Copy all the data exactly, except the pictures.

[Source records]
━━━━━━━━━━━━━━━━━━━━━━━━━━━━━━

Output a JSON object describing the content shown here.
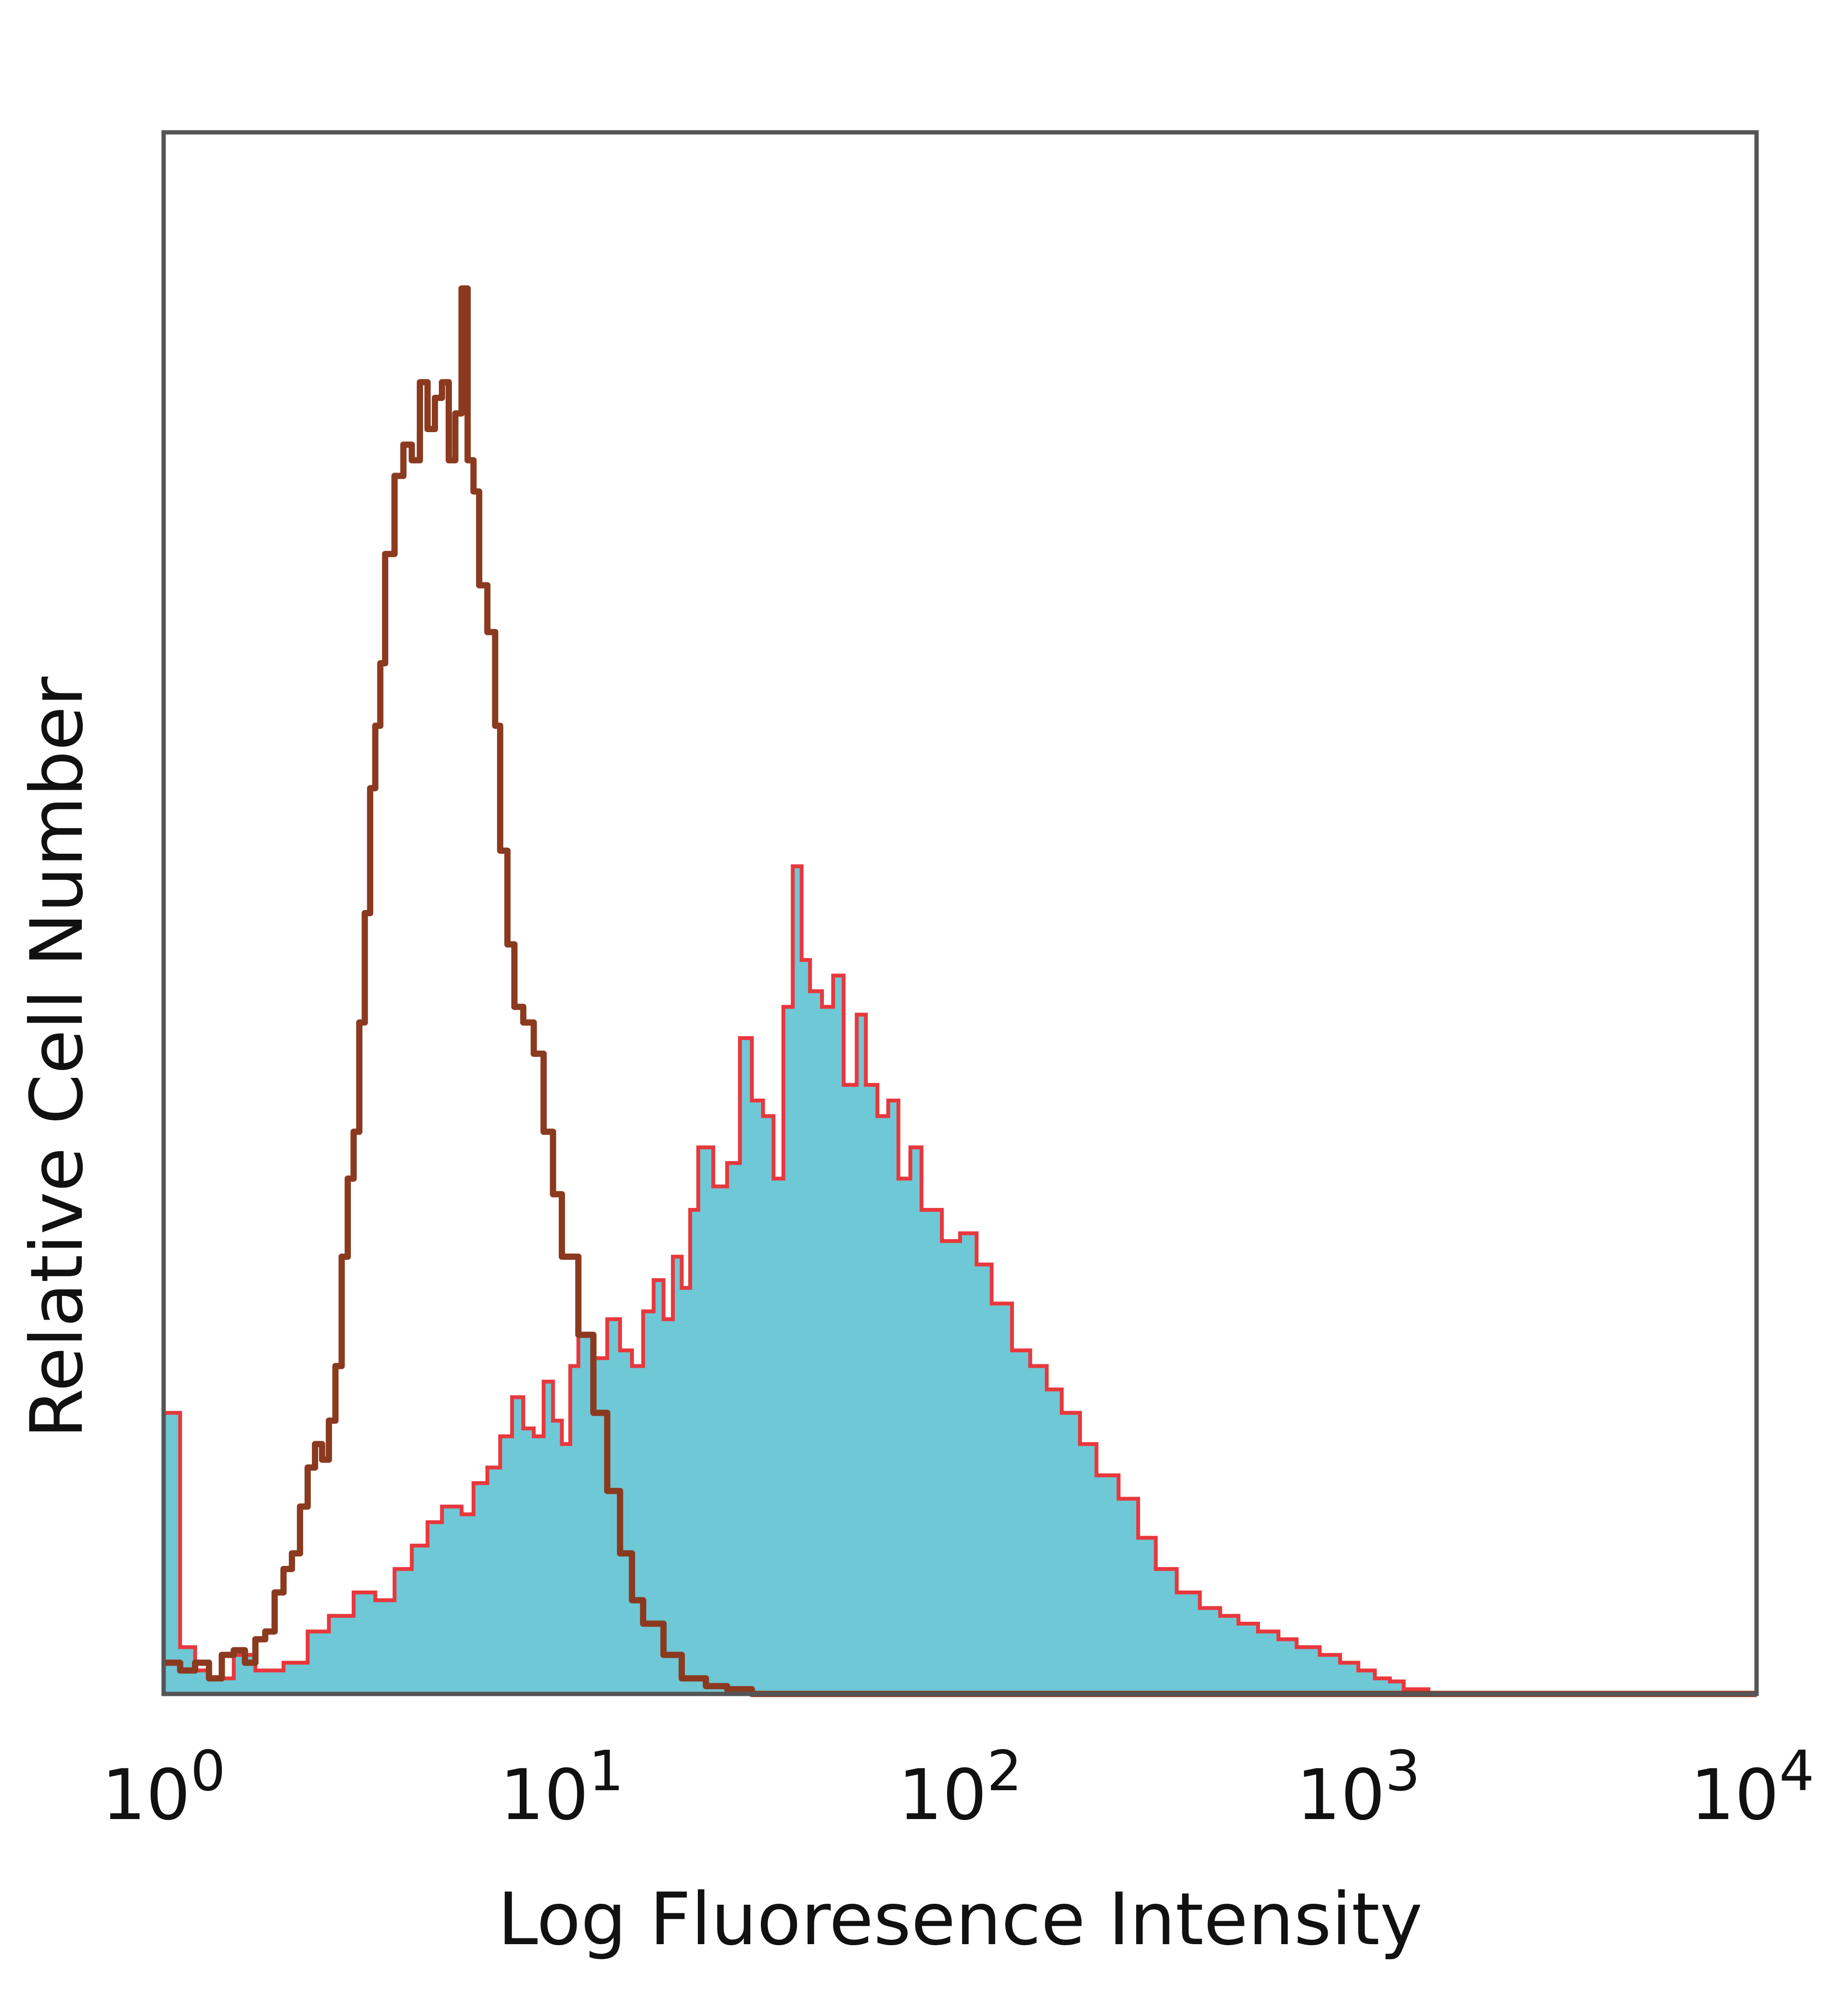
{
  "chart_data": {
    "type": "area",
    "xlabel": "Log Fluoresence Intensity",
    "ylabel": "Relative Cell Number",
    "xscale": "log",
    "xlim": [
      1,
      10000
    ],
    "ylim": [
      0,
      100
    ],
    "grid": false,
    "legend": "none",
    "x_ticks": [
      {
        "value": 1,
        "base": "10",
        "exp": "0"
      },
      {
        "value": 10,
        "base": "10",
        "exp": "1"
      },
      {
        "value": 100,
        "base": "10",
        "exp": "2"
      },
      {
        "value": 1000,
        "base": "10",
        "exp": "3"
      },
      {
        "value": 10000,
        "base": "10",
        "exp": "4"
      }
    ],
    "series": [
      {
        "style": "filled",
        "fill": "#6fc8d5",
        "stroke": "#e8383d",
        "x": [
          1.0,
          1.1,
          1.2,
          1.3,
          1.5,
          1.7,
          2.0,
          2.3,
          2.6,
          3.0,
          3.4,
          3.8,
          4.2,
          4.6,
          5.0,
          5.6,
          6.0,
          6.5,
          7.0,
          7.5,
          8.0,
          8.5,
          9.0,
          9.5,
          10.0,
          10.5,
          11.0,
          12.0,
          13.0,
          14.0,
          15.0,
          16.0,
          17.0,
          18.0,
          19.0,
          20.0,
          21.0,
          22.0,
          24.0,
          26.0,
          28.0,
          30.0,
          32.0,
          34.0,
          36.0,
          38.0,
          40.0,
          42.0,
          45.0,
          48.0,
          51.0,
          55.0,
          58.0,
          62.0,
          66.0,
          70.0,
          75.0,
          80.0,
          90.0,
          100.0,
          110.0,
          120.0,
          135.0,
          150.0,
          165.0,
          180.0,
          200.0,
          220.0,
          250.0,
          280.0,
          310.0,
          350.0,
          400.0,
          450.0,
          500.0,
          560.0,
          630.0,
          700.0,
          800.0,
          900.0,
          1000.0,
          1100.0,
          1200.0,
          1300.0,
          1500.0,
          10000.0
        ],
        "values": [
          18.0,
          3.0,
          1.5,
          1.0,
          2.5,
          1.5,
          2.0,
          4.0,
          5.0,
          6.5,
          6.0,
          8.0,
          9.5,
          11.0,
          12.0,
          11.5,
          13.5,
          14.5,
          16.5,
          19.0,
          17.0,
          16.5,
          20.0,
          17.5,
          16.0,
          21.0,
          23.0,
          21.5,
          24.0,
          22.0,
          21.0,
          24.5,
          26.5,
          24.0,
          28.0,
          26.0,
          31.0,
          35.0,
          32.5,
          34.0,
          42.0,
          38.0,
          37.0,
          33.0,
          44.0,
          53.0,
          47.0,
          45.0,
          44.0,
          46.0,
          39.0,
          43.5,
          39.0,
          37.0,
          38.0,
          33.0,
          35.0,
          31.0,
          29.0,
          29.5,
          27.5,
          25.0,
          22.0,
          21.0,
          19.5,
          18.0,
          16.0,
          14.0,
          12.5,
          10.0,
          8.0,
          6.5,
          5.5,
          5.0,
          4.5,
          4.0,
          3.5,
          3.0,
          2.5,
          2.0,
          1.5,
          1.0,
          0.8,
          0.3,
          0.0,
          0.0
        ]
      },
      {
        "style": "line",
        "stroke": "#8b3a1f",
        "x": [
          1.0,
          1.1,
          1.2,
          1.3,
          1.4,
          1.5,
          1.6,
          1.7,
          1.8,
          1.9,
          2.0,
          2.1,
          2.2,
          2.3,
          2.4,
          2.5,
          2.6,
          2.7,
          2.8,
          2.9,
          3.0,
          3.1,
          3.2,
          3.3,
          3.4,
          3.5,
          3.6,
          3.8,
          4.0,
          4.2,
          4.4,
          4.6,
          4.8,
          5.0,
          5.2,
          5.4,
          5.6,
          5.8,
          6.0,
          6.2,
          6.5,
          6.8,
          7.0,
          7.3,
          7.6,
          8.0,
          8.5,
          9.0,
          9.5,
          10.0,
          11.0,
          12.0,
          13.0,
          14.0,
          15.0,
          16.0,
          18.0,
          20.0,
          23.0,
          26.0,
          30.0,
          10000.0
        ],
        "values": [
          2.0,
          1.5,
          2.0,
          1.0,
          2.5,
          2.8,
          2.0,
          3.5,
          4.0,
          6.5,
          8.0,
          9.0,
          12.0,
          14.5,
          16.0,
          15.0,
          17.5,
          21.0,
          28.0,
          33.0,
          36.0,
          43.0,
          50.0,
          58.0,
          62.0,
          66.0,
          73.0,
          78.0,
          80.0,
          79.0,
          84.0,
          81.0,
          83.0,
          84.0,
          79.0,
          82.0,
          90.0,
          79.0,
          77.0,
          71.0,
          68.0,
          62.0,
          54.0,
          48.0,
          44.0,
          43.0,
          41.0,
          36.0,
          32.0,
          28.0,
          23.0,
          18.0,
          13.0,
          9.0,
          6.0,
          4.5,
          2.5,
          1.0,
          0.5,
          0.3,
          0.0,
          0.0
        ]
      }
    ]
  }
}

━━━━━━━━━━━━━━━━━━━━━━━━━━━━━━

> **FINISHED ANSWER**:
Output a JSON object describing the content shown here.
{
  "chart_data": {
    "type": "area",
    "xlabel": "Log Fluoresence Intensity",
    "ylabel": "Relative Cell Number",
    "xscale": "log",
    "xlim": [
      1,
      10000
    ],
    "ylim": [
      0,
      100
    ],
    "grid": false,
    "legend": "none",
    "x_ticks": [
      {
        "value": 1,
        "base": "10",
        "exp": "0"
      },
      {
        "value": 10,
        "base": "10",
        "exp": "1"
      },
      {
        "value": 100,
        "base": "10",
        "exp": "2"
      },
      {
        "value": 1000,
        "base": "10",
        "exp": "3"
      },
      {
        "value": 10000,
        "base": "10",
        "exp": "4"
      }
    ],
    "series": [
      {
        "style": "filled",
        "fill": "#6fc8d5",
        "stroke": "#e8383d",
        "x": [
          1.0,
          1.1,
          1.2,
          1.3,
          1.5,
          1.7,
          2.0,
          2.3,
          2.6,
          3.0,
          3.4,
          3.8,
          4.2,
          4.6,
          5.0,
          5.6,
          6.0,
          6.5,
          7.0,
          7.5,
          8.0,
          8.5,
          9.0,
          9.5,
          10.0,
          10.5,
          11.0,
          12.0,
          13.0,
          14.0,
          15.0,
          16.0,
          17.0,
          18.0,
          19.0,
          20.0,
          21.0,
          22.0,
          24.0,
          26.0,
          28.0,
          30.0,
          32.0,
          34.0,
          36.0,
          38.0,
          40.0,
          42.0,
          45.0,
          48.0,
          51.0,
          55.0,
          58.0,
          62.0,
          66.0,
          70.0,
          75.0,
          80.0,
          90.0,
          100.0,
          110.0,
          120.0,
          135.0,
          150.0,
          165.0,
          180.0,
          200.0,
          220.0,
          250.0,
          280.0,
          310.0,
          350.0,
          400.0,
          450.0,
          500.0,
          560.0,
          630.0,
          700.0,
          800.0,
          900.0,
          1000.0,
          1100.0,
          1200.0,
          1300.0,
          1500.0,
          10000.0
        ],
        "values": [
          18.0,
          3.0,
          1.5,
          1.0,
          2.5,
          1.5,
          2.0,
          4.0,
          5.0,
          6.5,
          6.0,
          8.0,
          9.5,
          11.0,
          12.0,
          11.5,
          13.5,
          14.5,
          16.5,
          19.0,
          17.0,
          16.5,
          20.0,
          17.5,
          16.0,
          21.0,
          23.0,
          21.5,
          24.0,
          22.0,
          21.0,
          24.5,
          26.5,
          24.0,
          28.0,
          26.0,
          31.0,
          35.0,
          32.5,
          34.0,
          42.0,
          38.0,
          37.0,
          33.0,
          44.0,
          53.0,
          47.0,
          45.0,
          44.0,
          46.0,
          39.0,
          43.5,
          39.0,
          37.0,
          38.0,
          33.0,
          35.0,
          31.0,
          29.0,
          29.5,
          27.5,
          25.0,
          22.0,
          21.0,
          19.5,
          18.0,
          16.0,
          14.0,
          12.5,
          10.0,
          8.0,
          6.5,
          5.5,
          5.0,
          4.5,
          4.0,
          3.5,
          3.0,
          2.5,
          2.0,
          1.5,
          1.0,
          0.8,
          0.3,
          0.0,
          0.0
        ]
      },
      {
        "style": "line",
        "stroke": "#8b3a1f",
        "x": [
          1.0,
          1.1,
          1.2,
          1.3,
          1.4,
          1.5,
          1.6,
          1.7,
          1.8,
          1.9,
          2.0,
          2.1,
          2.2,
          2.3,
          2.4,
          2.5,
          2.6,
          2.7,
          2.8,
          2.9,
          3.0,
          3.1,
          3.2,
          3.3,
          3.4,
          3.5,
          3.6,
          3.8,
          4.0,
          4.2,
          4.4,
          4.6,
          4.8,
          5.0,
          5.2,
          5.4,
          5.6,
          5.8,
          6.0,
          6.2,
          6.5,
          6.8,
          7.0,
          7.3,
          7.6,
          8.0,
          8.5,
          9.0,
          9.5,
          10.0,
          11.0,
          12.0,
          13.0,
          14.0,
          15.0,
          16.0,
          18.0,
          20.0,
          23.0,
          26.0,
          30.0,
          10000.0
        ],
        "values": [
          2.0,
          1.5,
          2.0,
          1.0,
          2.5,
          2.8,
          2.0,
          3.5,
          4.0,
          6.5,
          8.0,
          9.0,
          12.0,
          14.5,
          16.0,
          15.0,
          17.5,
          21.0,
          28.0,
          33.0,
          36.0,
          43.0,
          50.0,
          58.0,
          62.0,
          66.0,
          73.0,
          78.0,
          80.0,
          79.0,
          84.0,
          81.0,
          83.0,
          84.0,
          79.0,
          82.0,
          90.0,
          79.0,
          77.0,
          71.0,
          68.0,
          62.0,
          54.0,
          48.0,
          44.0,
          43.0,
          41.0,
          36.0,
          32.0,
          28.0,
          23.0,
          18.0,
          13.0,
          9.0,
          6.0,
          4.5,
          2.5,
          1.0,
          0.5,
          0.3,
          0.0,
          0.0
        ]
      }
    ]
  }
}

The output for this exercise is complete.